▶ [Aim of the task] Output the full listing below exactly, without the pictures.
==== Data rows ====
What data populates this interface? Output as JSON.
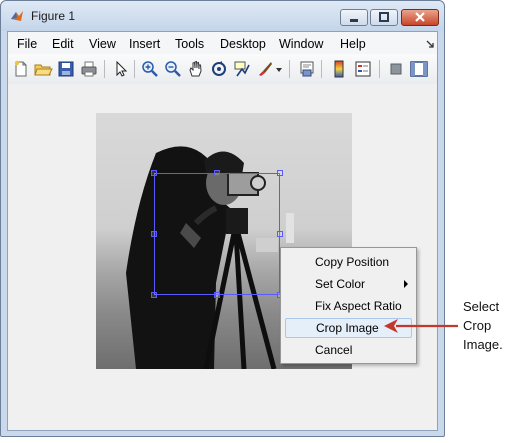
{
  "window": {
    "title": "Figure 1"
  },
  "menubar": {
    "items": [
      {
        "label": "File"
      },
      {
        "label": "Edit"
      },
      {
        "label": "View"
      },
      {
        "label": "Insert"
      },
      {
        "label": "Tools"
      },
      {
        "label": "Desktop"
      },
      {
        "label": "Window"
      },
      {
        "label": "Help"
      }
    ]
  },
  "toolbar": {
    "buttons": [
      {
        "icon": "new-figure-icon"
      },
      {
        "icon": "open-file-icon"
      },
      {
        "icon": "save-icon"
      },
      {
        "icon": "print-icon"
      },
      {
        "icon": "edit-plot-icon"
      },
      {
        "icon": "zoom-in-icon"
      },
      {
        "icon": "zoom-out-icon"
      },
      {
        "icon": "pan-icon"
      },
      {
        "icon": "rotate-3d-icon"
      },
      {
        "icon": "data-cursor-icon"
      },
      {
        "icon": "brush-icon"
      },
      {
        "icon": "link-plot-icon"
      },
      {
        "icon": "colorbar-icon"
      },
      {
        "icon": "legend-icon"
      },
      {
        "icon": "hide-plot-tools-icon"
      },
      {
        "icon": "show-plot-tools-icon"
      }
    ]
  },
  "context_menu": {
    "items": [
      {
        "label": "Copy Position"
      },
      {
        "label": "Set Color",
        "has_submenu": true
      },
      {
        "label": "Fix Aspect Ratio"
      },
      {
        "label": "Crop Image",
        "highlighted": true
      },
      {
        "label": "Cancel"
      }
    ]
  },
  "callout": {
    "line1": "Select",
    "line2": "Crop",
    "line3": "Image.",
    "arrow_color": "#c0392b"
  },
  "colors": {
    "roi_outline": "#5a5aff",
    "menu_highlight": "#e5effa"
  }
}
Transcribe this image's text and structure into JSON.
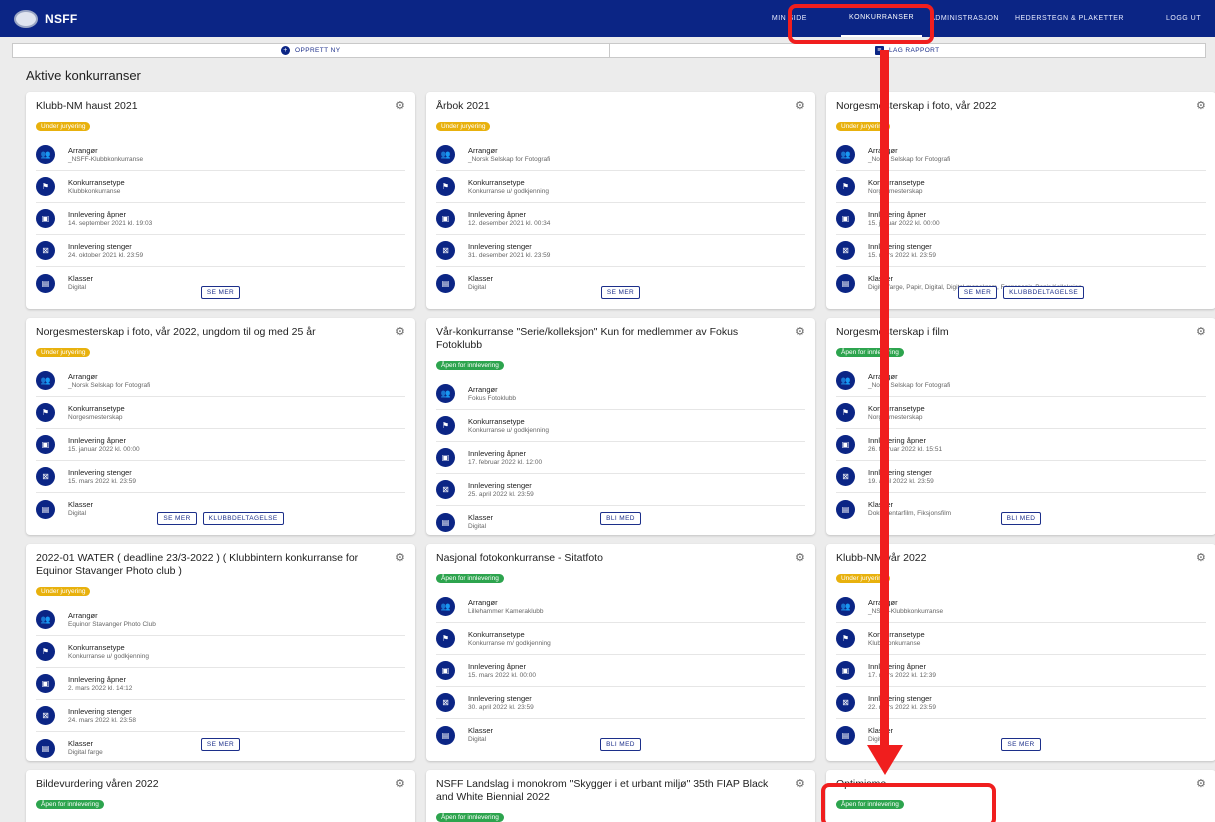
{
  "app": {
    "logo_text": "NSFF"
  },
  "nav": [
    {
      "label": "MIN SIDE"
    },
    {
      "label": "KONKURRANSER"
    },
    {
      "label": "ADMINISTRASJON"
    },
    {
      "label": "HEDERSTEGN & PLAKETTER"
    },
    {
      "label": "LOGG UT"
    }
  ],
  "actions": {
    "create": "OPPRETT NY",
    "report": "LAG RAPPORT"
  },
  "section_title": "Aktive konkurranser",
  "labels": {
    "organizer": "Arrangør",
    "type": "Konkurransetype",
    "opens": "Innlevering åpner",
    "closes": "Innlevering stenger",
    "classes": "Klasser"
  },
  "cards": [
    {
      "title": "Klubb-NM haust 2021",
      "status": "Under juryering",
      "status_color": "#e8b10d",
      "organizer": "_NSFF-Klubbkonkurranse",
      "type": "Klubbkonkurranse",
      "opens": "14. september 2021 kl. 19:03",
      "closes": "24. oktober 2021 kl. 23:59",
      "classes": "Digital",
      "buttons": [
        "SE MER"
      ]
    },
    {
      "title": "Årbok 2021",
      "status": "Under juryering",
      "status_color": "#e8b10d",
      "organizer": "_Norsk Selskap for Fotografi",
      "type": "Konkurranse u/ godkjenning",
      "opens": "12. desember 2021 kl. 00:34",
      "closes": "31. desember 2021 kl. 23:59",
      "classes": "Digital",
      "buttons": [
        "SE MER"
      ]
    },
    {
      "title": "Norgesmesterskap i foto, vår 2022",
      "status": "Under juryering",
      "status_color": "#e8b10d",
      "organizer": "_Norsk Selskap for Fotografi",
      "type": "Norgesmesterskap",
      "opens": "15. januar 2022 kl. 00:00",
      "closes": "15. mars 2022 kl. 23:59",
      "classes": "Digital farge, Papir, Digital, Digital monokrom, Fargepapir, Papir Kolleksjon",
      "buttons": [
        "SE MER",
        "KLUBBDELTAGELSE"
      ]
    },
    {
      "title": "Norgesmesterskap i foto, vår 2022, ungdom til og med 25 år",
      "status": "Under juryering",
      "status_color": "#e8b10d",
      "organizer": "_Norsk Selskap for Fotografi",
      "type": "Norgesmesterskap",
      "opens": "15. januar 2022 kl. 00:00",
      "closes": "15. mars 2022 kl. 23:59",
      "classes": "Digital",
      "buttons": [
        "SE MER",
        "KLUBBDELTAGELSE"
      ]
    },
    {
      "title": "Vår-konkurranse \"Serie/kolleksjon\" Kun for medlemmer av Fokus Fotoklubb",
      "status": "Åpen for innlevering",
      "status_color": "#2da44e",
      "organizer": "Fokus Fotoklubb",
      "type": "Konkurranse u/ godkjenning",
      "opens": "17. februar 2022 kl. 12:00",
      "closes": "25. april 2022 kl. 23:59",
      "classes": "Digital",
      "buttons": [
        "BLI MED"
      ]
    },
    {
      "title": "Norgesmesterskap i film",
      "status": "Åpen for innlevering",
      "status_color": "#2da44e",
      "organizer": "_Norsk Selskap for Fotografi",
      "type": "Norgesmesterskap",
      "opens": "26. februar 2022 kl. 15:51",
      "closes": "19. april 2022 kl. 23:59",
      "classes": "Dokumentarfilm, Fiksjonsfilm",
      "buttons": [
        "BLI MED"
      ]
    },
    {
      "title": "2022-01 WATER ( deadline 23/3-2022 ) ( Klubbintern konkurranse for Equinor Stavanger Photo club )",
      "status": "Under juryering",
      "status_color": "#e8b10d",
      "organizer": "Equinor Stavanger Photo Club",
      "type": "Konkurranse u/ godkjenning",
      "opens": "2. mars 2022 kl. 14:12",
      "closes": "24. mars 2022 kl. 23:58",
      "classes": "Digital farge",
      "buttons": [
        "SE MER"
      ]
    },
    {
      "title": "Nasjonal fotokonkurranse - Sitatfoto",
      "status": "Åpen for innlevering",
      "status_color": "#2da44e",
      "organizer": "Lillehammer Kameraklubb",
      "type": "Konkurranse m/ godkjenning",
      "opens": "15. mars 2022 kl. 00:00",
      "closes": "30. april 2022 kl. 23:59",
      "classes": "Digital",
      "buttons": [
        "BLI MED"
      ]
    },
    {
      "title": "Klubb-NM vår 2022",
      "status": "Under juryering",
      "status_color": "#e8b10d",
      "organizer": "_NSFF-Klubbkonkurranse",
      "type": "Klubbkonkurranse",
      "opens": "17. mars 2022 kl. 12:39",
      "closes": "22. mars 2022 kl. 23:59",
      "classes": "Digital",
      "buttons": [
        "SE MER"
      ]
    },
    {
      "title": "Bildevurdering våren 2022",
      "status": "Åpen for innlevering",
      "status_color": "#2da44e"
    },
    {
      "title": "NSFF Landslag i monokrom \"Skygger i et urbant miljø\" 35th FIAP Black and White Biennial 2022",
      "status": "Åpen for innlevering",
      "status_color": "#2da44e"
    },
    {
      "title": "Optimisme",
      "status": "Åpen for innlevering",
      "status_color": "#2da44e"
    }
  ],
  "annotation_color": "#f01e1e"
}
====
▶ [Full output]
What data populates this interface? Output as JSON.
{
  "window": {
    "title": "Figure 1"
  },
  "menubar": {
    "items": [
      {
        "label": "File"
      },
      {
        "label": "Edit"
      },
      {
        "label": "View"
      },
      {
        "label": "Insert"
      },
      {
        "label": "Tools"
      },
      {
        "label": "Desktop"
      },
      {
        "label": "Window"
      },
      {
        "label": "Help"
      }
    ]
  },
  "toolbar": {
    "buttons": [
      {
        "icon": "new-figure-icon"
      },
      {
        "icon": "open-file-icon"
      },
      {
        "icon": "save-icon"
      },
      {
        "icon": "print-icon"
      },
      {
        "icon": "edit-plot-icon"
      },
      {
        "icon": "zoom-in-icon"
      },
      {
        "icon": "zoom-out-icon"
      },
      {
        "icon": "pan-icon"
      },
      {
        "icon": "rotate-3d-icon"
      },
      {
        "icon": "data-cursor-icon"
      },
      {
        "icon": "brush-icon"
      },
      {
        "icon": "link-plot-icon"
      },
      {
        "icon": "colorbar-icon"
      },
      {
        "icon": "legend-icon"
      },
      {
        "icon": "hide-plot-tools-icon"
      },
      {
        "icon": "show-plot-tools-icon"
      }
    ]
  },
  "context_menu": {
    "items": [
      {
        "label": "Copy Position"
      },
      {
        "label": "Set Color",
        "has_submenu": true
      },
      {
        "label": "Fix Aspect Ratio"
      },
      {
        "label": "Crop Image",
        "highlighted": true
      },
      {
        "label": "Cancel"
      }
    ]
  },
  "callout": {
    "line1": "Select",
    "line2": "Crop",
    "line3": "Image.",
    "arrow_color": "#c0392b"
  },
  "colors": {
    "roi_outline": "#5a5aff",
    "menu_highlight": "#e5effa"
  }
}
Transcribe this image's text and structure into JSON.
{
  "app": {
    "logo_text": "NSFF"
  },
  "nav": [
    {
      "label": "MIN SIDE"
    },
    {
      "label": "KONKURRANSER"
    },
    {
      "label": "ADMINISTRASJON"
    },
    {
      "label": "HEDERSTEGN & PLAKETTER"
    },
    {
      "label": "LOGG UT"
    }
  ],
  "actions": {
    "create": "OPPRETT NY",
    "report": "LAG RAPPORT"
  },
  "section_title": "Aktive konkurranser",
  "labels": {
    "organizer": "Arrangør",
    "type": "Konkurransetype",
    "opens": "Innlevering åpner",
    "closes": "Innlevering stenger",
    "classes": "Klasser"
  },
  "cards": [
    {
      "title": "Klubb-NM haust 2021",
      "status": "Under juryering",
      "status_color": "#e8b10d",
      "organizer": "_NSFF-Klubbkonkurranse",
      "type": "Klubbkonkurranse",
      "opens": "14. september 2021 kl. 19:03",
      "closes": "24. oktober 2021 kl. 23:59",
      "classes": "Digital",
      "buttons": [
        "SE MER"
      ]
    },
    {
      "title": "Årbok 2021",
      "status": "Under juryering",
      "status_color": "#e8b10d",
      "organizer": "_Norsk Selskap for Fotografi",
      "type": "Konkurranse u/ godkjenning",
      "opens": "12. desember 2021 kl. 00:34",
      "closes": "31. desember 2021 kl. 23:59",
      "classes": "Digital",
      "buttons": [
        "SE MER"
      ]
    },
    {
      "title": "Norgesmesterskap i foto, vår 2022",
      "status": "Under juryering",
      "status_color": "#e8b10d",
      "organizer": "_Norsk Selskap for Fotografi",
      "type": "Norgesmesterskap",
      "opens": "15. januar 2022 kl. 00:00",
      "closes": "15. mars 2022 kl. 23:59",
      "classes": "Digital farge, Papir, Digital, Digital monokrom, Fargepapir, Papir Kolleksjon",
      "buttons": [
        "SE MER",
        "KLUBBDELTAGELSE"
      ]
    },
    {
      "title": "Norgesmesterskap i foto, vår 2022, ungdom til og med 25 år",
      "status": "Under juryering",
      "status_color": "#e8b10d",
      "organizer": "_Norsk Selskap for Fotografi",
      "type": "Norgesmesterskap",
      "opens": "15. januar 2022 kl. 00:00",
      "closes": "15. mars 2022 kl. 23:59",
      "classes": "Digital",
      "buttons": [
        "SE MER",
        "KLUBBDELTAGELSE"
      ]
    },
    {
      "title": "Vår-konkurranse \"Serie/kolleksjon\" Kun for medlemmer av Fokus Fotoklubb",
      "status": "Åpen for innlevering",
      "status_color": "#2da44e",
      "organizer": "Fokus Fotoklubb",
      "type": "Konkurranse u/ godkjenning",
      "opens": "17. februar 2022 kl. 12:00",
      "closes": "25. april 2022 kl. 23:59",
      "classes": "Digital",
      "buttons": [
        "BLI MED"
      ]
    },
    {
      "title": "Norgesmesterskap i film",
      "status": "Åpen for innlevering",
      "status_color": "#2da44e",
      "organizer": "_Norsk Selskap for Fotografi",
      "type": "Norgesmesterskap",
      "opens": "26. februar 2022 kl. 15:51",
      "closes": "19. april 2022 kl. 23:59",
      "classes": "Dokumentarfilm, Fiksjonsfilm",
      "buttons": [
        "BLI MED"
      ]
    },
    {
      "title": "2022-01 WATER ( deadline 23/3-2022 ) ( Klubbintern konkurranse for Equinor Stavanger Photo club )",
      "status": "Under juryering",
      "status_color": "#e8b10d",
      "organizer": "Equinor Stavanger Photo Club",
      "type": "Konkurranse u/ godkjenning",
      "opens": "2. mars 2022 kl. 14:12",
      "closes": "24. mars 2022 kl. 23:58",
      "classes": "Digital farge",
      "buttons": [
        "SE MER"
      ]
    },
    {
      "title": "Nasjonal fotokonkurranse - Sitatfoto",
      "status": "Åpen for innlevering",
      "status_color": "#2da44e",
      "organizer": "Lillehammer Kameraklubb",
      "type": "Konkurranse m/ godkjenning",
      "opens": "15. mars 2022 kl. 00:00",
      "closes": "30. april 2022 kl. 23:59",
      "classes": "Digital",
      "buttons": [
        "BLI MED"
      ]
    },
    {
      "title": "Klubb-NM vår 2022",
      "status": "Under juryering",
      "status_color": "#e8b10d",
      "organizer": "_NSFF-Klubbkonkurranse",
      "type": "Klubbkonkurranse",
      "opens": "17. mars 2022 kl. 12:39",
      "closes": "22. mars 2022 kl. 23:59",
      "classes": "Digital",
      "buttons": [
        "SE MER"
      ]
    },
    {
      "title": "Bildevurdering våren 2022",
      "status": "Åpen for innlevering",
      "status_color": "#2da44e"
    },
    {
      "title": "NSFF Landslag i monokrom \"Skygger i et urbant miljø\" 35th FIAP Black and White Biennial 2022",
      "status": "Åpen for innlevering",
      "status_color": "#2da44e"
    },
    {
      "title": "Optimisme",
      "status": "Åpen for innlevering",
      "status_color": "#2da44e"
    }
  ],
  "annotation_color": "#f01e1e"
}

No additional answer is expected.